(Stated goal): Scan the records below for lines with the word "softwaregesteuerten", then state how many you find and nothing else.

[Start]

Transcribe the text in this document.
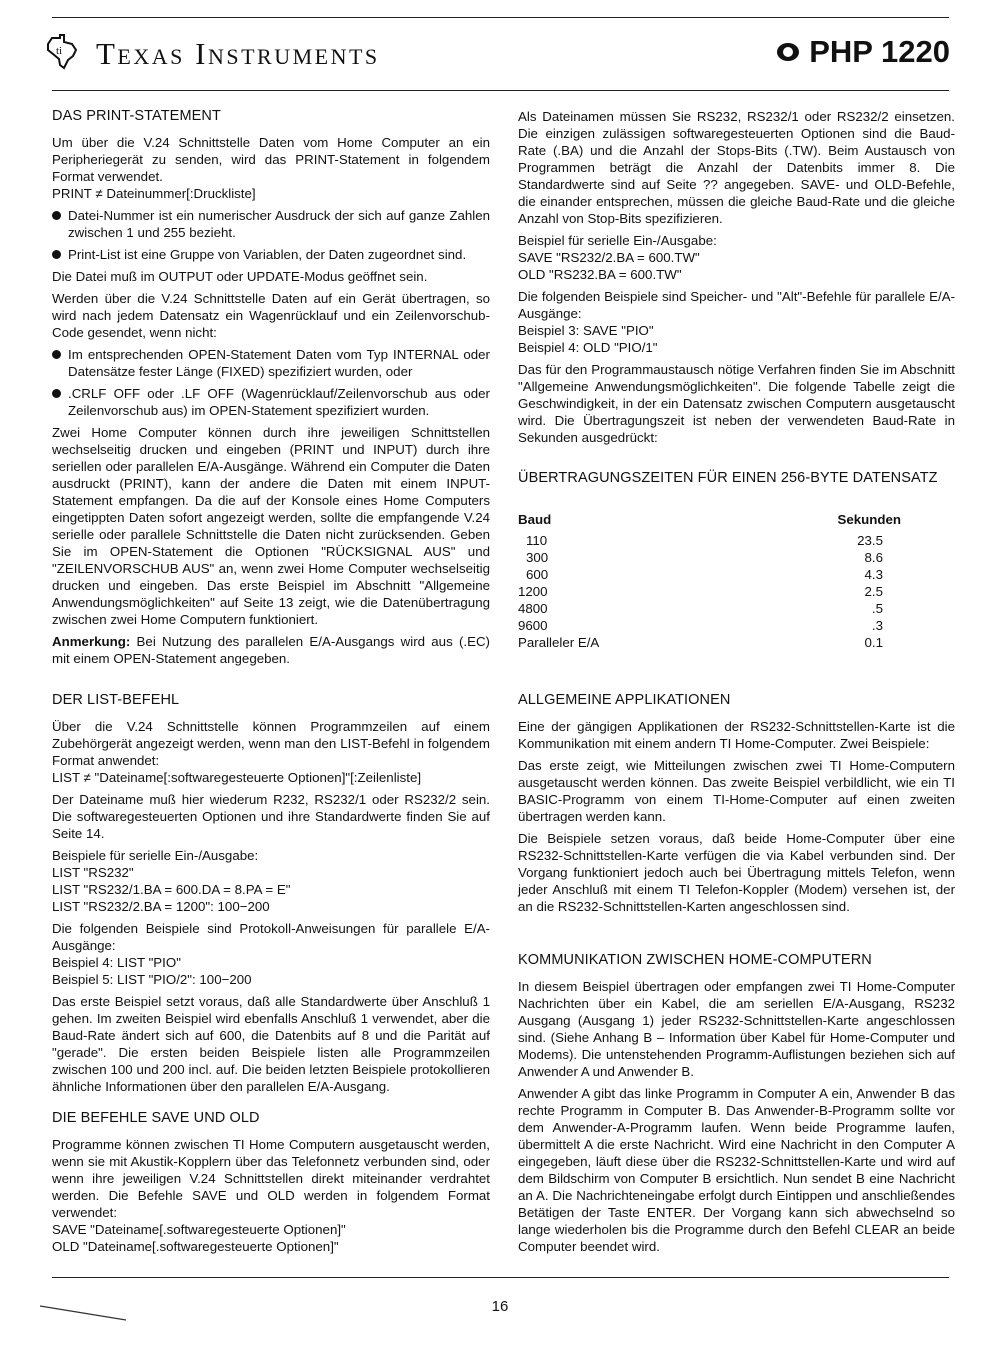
ti Texas Instruments	PHP 1220
DAS PRINT-STATEMENT

Um über die V.24 Schnittstelle Daten vom Home Computer an ein Peripheriegerät zu senden, wird das PRINT-Statement in folgendem Format verwendet.

PRINT ≠ Dateinummer[:Druckliste]

Datei-Nummer ist ein numerischer Ausdruck der sich auf ganze Zahlen zwischen 1 und 255 bezieht.
Print-List ist eine Gruppe von Variablen, der Daten zugeordnet sind.

Die Datei muß im OUTPUT oder UPDATE-Modus geöffnet sein.

Werden über die V.24 Schnittstelle Daten auf ein Gerät übertragen, so wird nach jedem Datensatz ein Wagenrücklauf und ein Zeilenvorschub-Code gesendet, wenn nicht:

Im entsprechenden OPEN-Statement Daten vom Typ INTERNAL oder Datensätze fester Länge (FIXED) spezifiziert wurden, oder
.CRLF OFF oder .LF OFF (Wagenrücklauf/Zeilenvorschub aus oder Zeilenvorschub aus) im OPEN-Statement spezifiziert wurden.

Zwei Home Computer können durch ihre jeweiligen Schnittstellen wechselseitig drucken und eingeben (PRINT und INPUT) durch ihre seriellen oder parallelen E/A-Ausgänge. Während ein Computer die Daten ausdruckt (PRINT), kann der andere die Daten mit einem INPUT-Statement empfangen. Da die auf der Konsole eines Home Computers eingetippten Daten sofort angezeigt werden, sollte die empfangende V.24 serielle oder parallele Schnittstelle die Daten nicht zurücksenden. Geben Sie im OPEN-Statement die Optionen "RÜCKSIGNAL AUS" und "ZEILENVORSCHUB AUS" an, wenn zwei Home Computer wechselseitig drucken und eingeben. Das erste Beispiel im Abschnitt "Allgemeine Anwendungsmöglichkeiten" auf Seite 13 zeigt, wie die Datenübertragung zwischen zwei Home Computern funktioniert.

Anmerkung: Bei Nutzung des parallelen E/A-Ausgangs wird aus (.EC) mit einem OPEN-Statement angegeben.

DER LIST-BEFEHL

Über die V.24 Schnittstelle können Programmzeilen auf einem Zubehörgerät angezeigt werden, wenn man den LIST-Befehl in folgendem Format anwendet:

LIST ≠ "Dateiname[:softwaregesteuerte Optionen]"[:Zeilenliste]

Der Dateiname muß hier wiederum R232, RS232/1 oder RS232/2 sein. Die softwaregesteuerten Optionen und ihre Standardwerte finden Sie auf Seite 14.

Beispiele für serielle Ein-/Ausgabe:

LIST "RS232"

LIST "RS232/1.BA = 600.DA = 8.PA = E"

LIST "RS232/2.BA = 1200": 100−200

Die folgenden Beispiele sind Protokoll-Anweisungen für parallele E/A-Ausgänge:

Beispiel 4: LIST "PIO"

Beispiel 5: LIST "PIO/2": 100−200

Das erste Beispiel setzt voraus, daß alle Standardwerte über Anschluß 1 gehen. Im zweiten Beispiel wird ebenfalls Anschluß 1 verwendet, aber die Baud-Rate ändert sich auf 600, die Datenbits auf 8 und die Parität auf "gerade". Die ersten beiden Beispiele listen alle Programmzeilen zwischen 100 und 200 incl. auf. Die beiden letzten Beispiele protokollieren ähnliche Informationen über den parallelen E/A-Ausgang.

DIE BEFEHLE SAVE UND OLD

Programme können zwischen TI Home Computern ausgetauscht werden, wenn sie mit Akustik-Kopplern über das Telefonnetz verbunden sind, oder wenn ihre jeweiligen V.24 Schnittstellen direkt miteinander verdrahtet werden. Die Befehle SAVE und OLD werden in folgendem Format verwendet:

SAVE "Dateiname[.softwaregesteuerte Optionen]"

OLD "Dateiname[.softwaregesteuerte Optionen]"

Als Dateinamen müssen Sie RS232, RS232/1 oder RS232/2 einsetzen. Die einzigen zulässigen softwaregesteuerten Optionen sind die Baud-Rate (.BA) und die Anzahl der Stops-Bits (.TW). Beim Austausch von Programmen beträgt die Anzahl der Datenbits immer 8. Die Standardwerte sind auf Seite ?? angegeben. SAVE- und OLD-Befehle, die einander entsprechen, müssen die gleiche Baud-Rate und die gleiche Anzahl von Stop-Bits spezifizieren.

Beispiel für serielle Ein-/Ausgabe:

SAVE "RS232/2.BA = 600.TW"

OLD "RS232.BA = 600.TW"

Die folgenden Beispiele sind Speicher- und "Alt"-Befehle für parallele E/A-Ausgänge:

Beispiel 3: SAVE "PIO"

Beispiel 4: OLD "PIO/1"

Das für den Programmaustausch nötige Verfahren finden Sie im Abschnitt "Allgemeine Anwendungsmöglichkeiten". Die folgende Tabelle zeigt die Geschwindigkeit, in der ein Datensatz zwischen Computern ausgetauscht wird. Die Übertragungszeit ist neben der verwendeten Baud-Rate in Sekunden ausgedrückt:

ÜBERTRAGUNGSZEITEN FÜR EINEN 256-BYTE DATENSATZ
Baud	Sekunden

110	23.5
300	8.6
600	4.3
1200	2.5
4800	.5
9600	.3
Paralleler E/A	0.1
ALLGEMEINE APPLIKATIONEN

Eine der gängigen Applikationen der RS232-Schnittstellen-Karte ist die Kommunikation mit einem andern TI Home-Computer. Zwei Beispiele:

Das erste zeigt, wie Mitteilungen zwischen zwei TI Home-Computern ausgetauscht werden können. Das zweite Beispiel verbildlicht, wie ein TI BASIC-Programm von einem TI-Home-Computer auf einen zweiten übertragen werden kann.

Die Beispiele setzen voraus, daß beide Home-Computer über eine RS232-Schnittstellen-Karte verfügen die via Kabel verbunden sind. Der Vorgang funktioniert jedoch auch bei Übertragung mittels Telefon, wenn jeder Anschluß mit einem TI Telefon-Koppler (Modem) versehen ist, der an die RS232-Schnittstellen-Karten angeschlossen sind.

KOMMUNIKATION ZWISCHEN HOME-COMPUTERN

In diesem Beispiel übertragen oder empfangen zwei TI Home-Computer Nachrichten über ein Kabel, die am seriellen E/A-Ausgang, RS232 Ausgang (Ausgang 1) jeder RS232-Schnittstellen-Karte angeschlossen sind. (Siehe Anhang B – Information über Kabel für Home-Computer und Modems). Die untenstehenden Programm-Auflistungen beziehen sich auf Anwender A und Anwender B.

Anwender A gibt das linke Programm in Computer A ein, Anwender B das rechte Programm in Computer B. Das Anwender-B-Programm sollte vor dem Anwender-A-Programm laufen. Wenn beide Programme laufen, übermittelt A die erste Nachricht. Wird eine Nachricht in den Computer A eingegeben, läuft diese über die RS232-Schnittstellen-Karte und wird auf dem Bildschirm von Computer B ersichtlich. Nun sendet B eine Nachricht an A. Die Nachrichteneingabe erfolgt durch Eintippen und anschließendes Betätigen der Taste ENTER. Der Vorgang kann sich abwechselnd so lange wiederholen bis die Programme durch den Befehl CLEAR an beide Computer beendet wird.

16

[End]

(Output below): 2